** Start **

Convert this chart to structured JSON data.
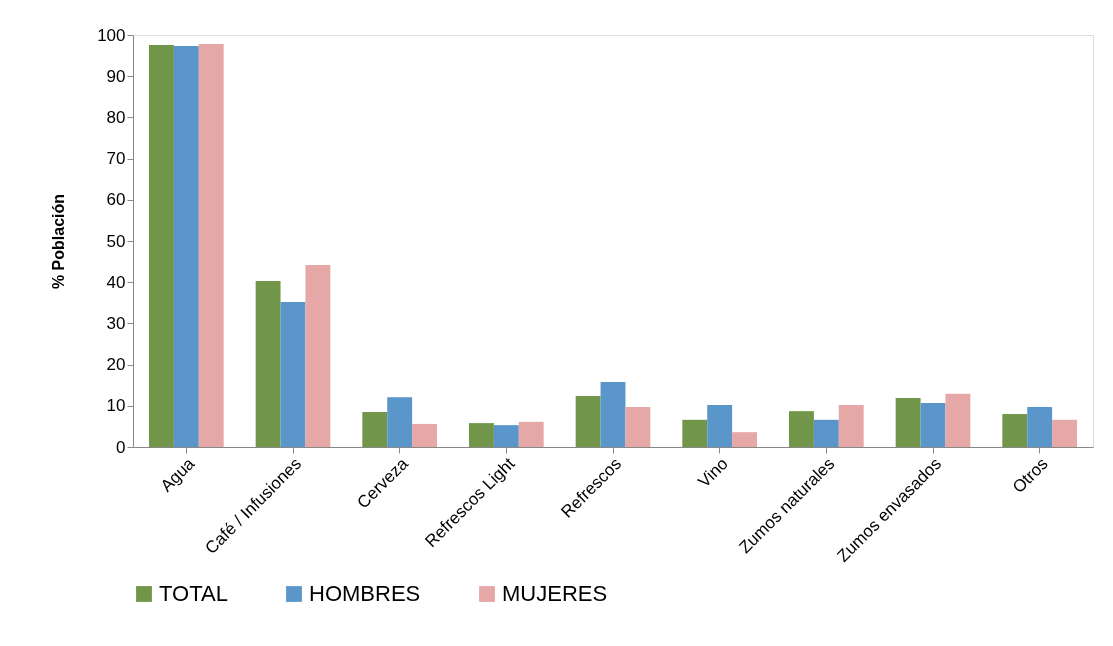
{
  "chart_data": {
    "type": "bar",
    "ylabel": "% Población",
    "categories": [
      "Agua",
      "Café / Infusiones",
      "Cerveza",
      "Refrescos Light",
      "Refrescos",
      "Vino",
      "Zumos naturales",
      "Zumos envasados",
      "Otros"
    ],
    "series": [
      {
        "name": "TOTAL",
        "color": "#71964a",
        "values": [
          97.6,
          40.3,
          8.5,
          5.8,
          12.4,
          6.6,
          8.7,
          11.9,
          8.0
        ]
      },
      {
        "name": "HOMBRES",
        "color": "#5b96cb",
        "values": [
          97.3,
          35.2,
          12.1,
          5.3,
          15.8,
          10.2,
          6.6,
          10.7,
          9.7
        ]
      },
      {
        "name": "MUJERES",
        "color": "#e6a7a7",
        "values": [
          97.8,
          44.2,
          5.6,
          6.1,
          9.7,
          3.6,
          10.2,
          12.9,
          6.6
        ]
      }
    ],
    "ylim": [
      0,
      100
    ],
    "yticks": [
      0,
      10,
      20,
      30,
      40,
      50,
      60,
      70,
      80,
      90,
      100
    ],
    "grid": false,
    "legend": "bottom"
  }
}
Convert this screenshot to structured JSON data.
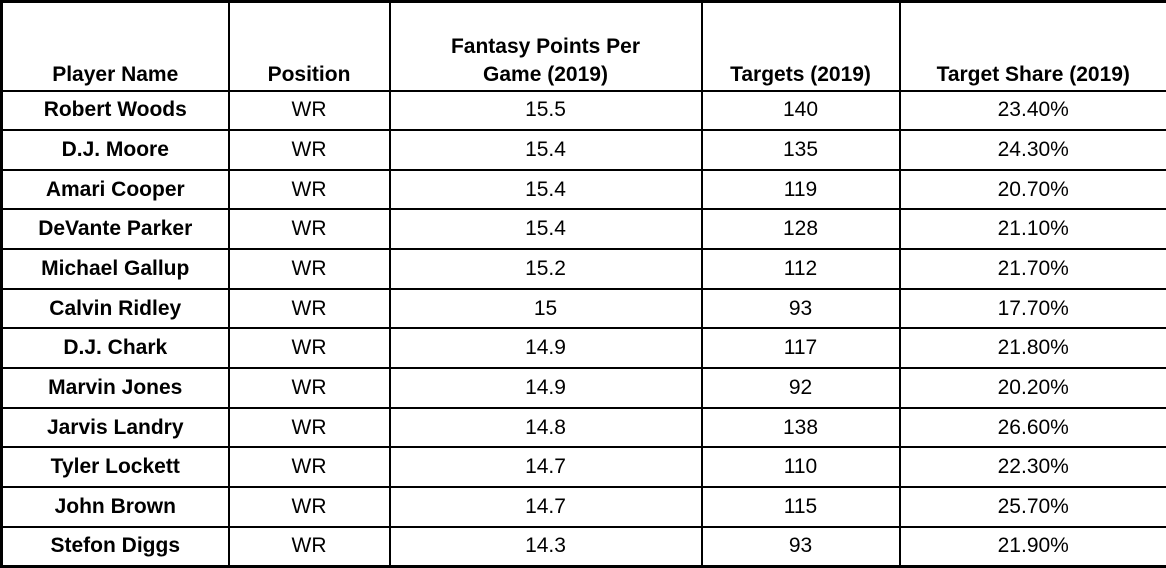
{
  "table": {
    "columns": [
      {
        "label": "Player Name",
        "lines": [
          "Player Name"
        ]
      },
      {
        "label": "Position",
        "lines": [
          "Position"
        ]
      },
      {
        "label": "Fantasy Points Per Game (2019)",
        "lines": [
          "Fantasy Points Per",
          "Game (2019)"
        ]
      },
      {
        "label": "Targets (2019)",
        "lines": [
          "Targets (2019)"
        ]
      },
      {
        "label": "Target Share (2019)",
        "lines": [
          "Target Share (2019)"
        ]
      }
    ],
    "rows": [
      [
        "Robert Woods",
        "WR",
        "15.5",
        "140",
        "23.40%"
      ],
      [
        "D.J. Moore",
        "WR",
        "15.4",
        "135",
        "24.30%"
      ],
      [
        "Amari Cooper",
        "WR",
        "15.4",
        "119",
        "20.70%"
      ],
      [
        "DeVante Parker",
        "WR",
        "15.4",
        "128",
        "21.10%"
      ],
      [
        "Michael Gallup",
        "WR",
        "15.2",
        "112",
        "21.70%"
      ],
      [
        "Calvin Ridley",
        "WR",
        "15",
        "93",
        "17.70%"
      ],
      [
        "D.J. Chark",
        "WR",
        "14.9",
        "117",
        "21.80%"
      ],
      [
        "Marvin Jones",
        "WR",
        "14.9",
        "92",
        "20.20%"
      ],
      [
        "Jarvis Landry",
        "WR",
        "14.8",
        "138",
        "26.60%"
      ],
      [
        "Tyler Lockett",
        "WR",
        "14.7",
        "110",
        "22.30%"
      ],
      [
        "John Brown",
        "WR",
        "14.7",
        "115",
        "25.70%"
      ],
      [
        "Stefon Diggs",
        "WR",
        "14.3",
        "93",
        "21.90%"
      ]
    ]
  },
  "colors": {
    "border": "#000000",
    "text": "#000000",
    "background": "#ffffff"
  }
}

** End **

PROBLEM TO SOLVE
Return only the count of lines in the records that hold the word "Share".

CORRECT ANSWER
2